Objective
Copy out all lines in the data below containing the string "text".

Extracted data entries
#####
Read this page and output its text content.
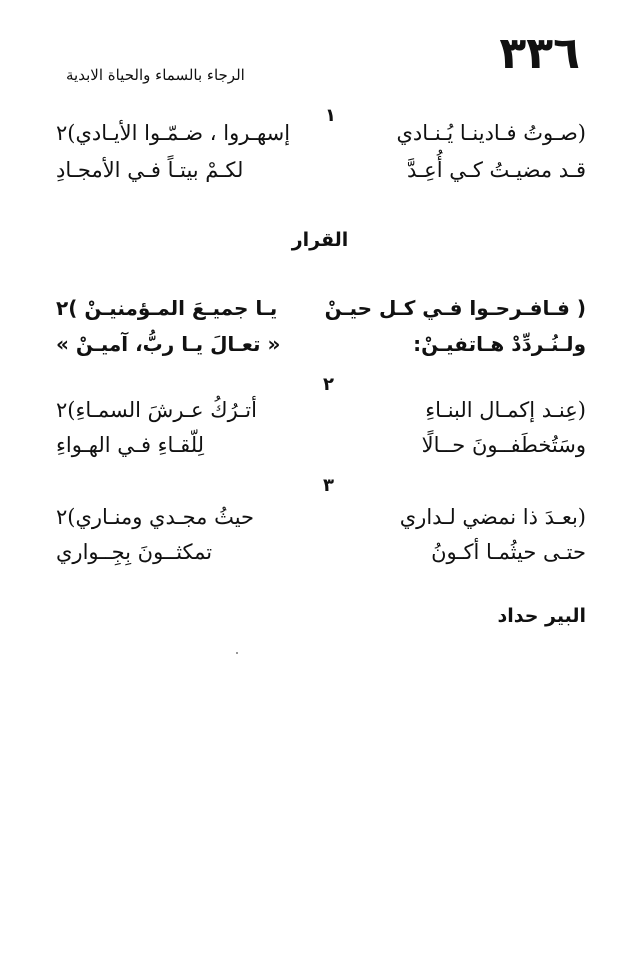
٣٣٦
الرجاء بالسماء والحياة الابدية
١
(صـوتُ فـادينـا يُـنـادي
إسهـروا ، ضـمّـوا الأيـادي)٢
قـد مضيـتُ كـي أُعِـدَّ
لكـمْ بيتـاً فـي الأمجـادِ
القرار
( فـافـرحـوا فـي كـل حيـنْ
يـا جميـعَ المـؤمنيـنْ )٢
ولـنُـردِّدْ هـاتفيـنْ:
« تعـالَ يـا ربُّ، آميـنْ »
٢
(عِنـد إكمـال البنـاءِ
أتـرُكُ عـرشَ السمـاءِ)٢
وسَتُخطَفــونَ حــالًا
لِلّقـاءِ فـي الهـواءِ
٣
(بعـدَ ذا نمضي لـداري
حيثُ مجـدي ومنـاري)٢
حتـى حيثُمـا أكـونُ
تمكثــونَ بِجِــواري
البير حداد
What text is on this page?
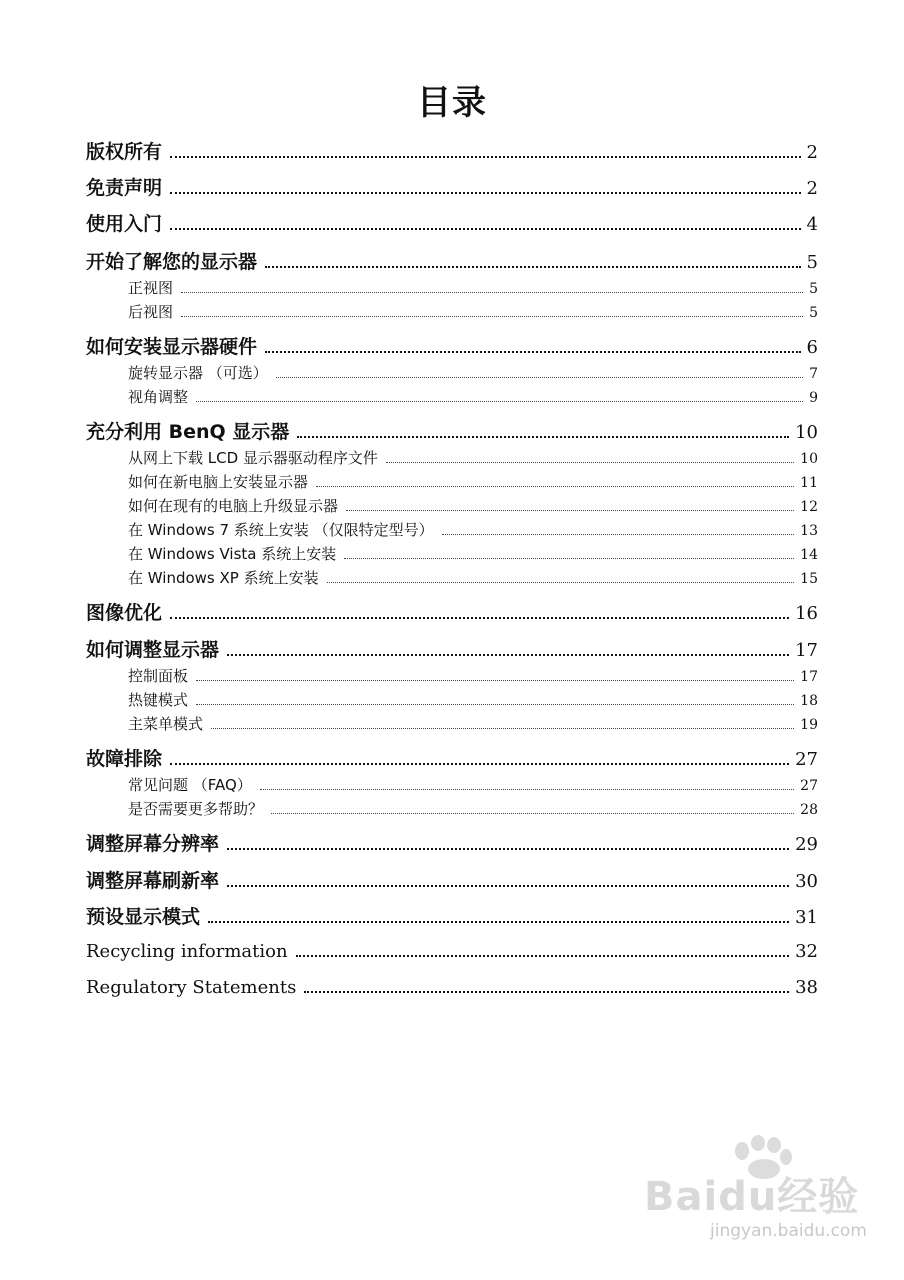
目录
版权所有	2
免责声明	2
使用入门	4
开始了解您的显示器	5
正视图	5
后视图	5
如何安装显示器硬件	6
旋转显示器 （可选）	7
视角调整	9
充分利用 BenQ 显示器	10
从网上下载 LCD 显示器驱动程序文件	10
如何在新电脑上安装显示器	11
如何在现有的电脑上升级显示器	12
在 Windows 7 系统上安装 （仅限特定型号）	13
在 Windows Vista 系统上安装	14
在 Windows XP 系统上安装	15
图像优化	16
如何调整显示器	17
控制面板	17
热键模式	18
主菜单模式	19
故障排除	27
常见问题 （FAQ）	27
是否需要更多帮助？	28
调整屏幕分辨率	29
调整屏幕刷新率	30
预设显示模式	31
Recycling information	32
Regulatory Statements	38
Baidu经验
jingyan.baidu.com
#####
Completed exercise
Read this page and output its text content.
What text is on this page?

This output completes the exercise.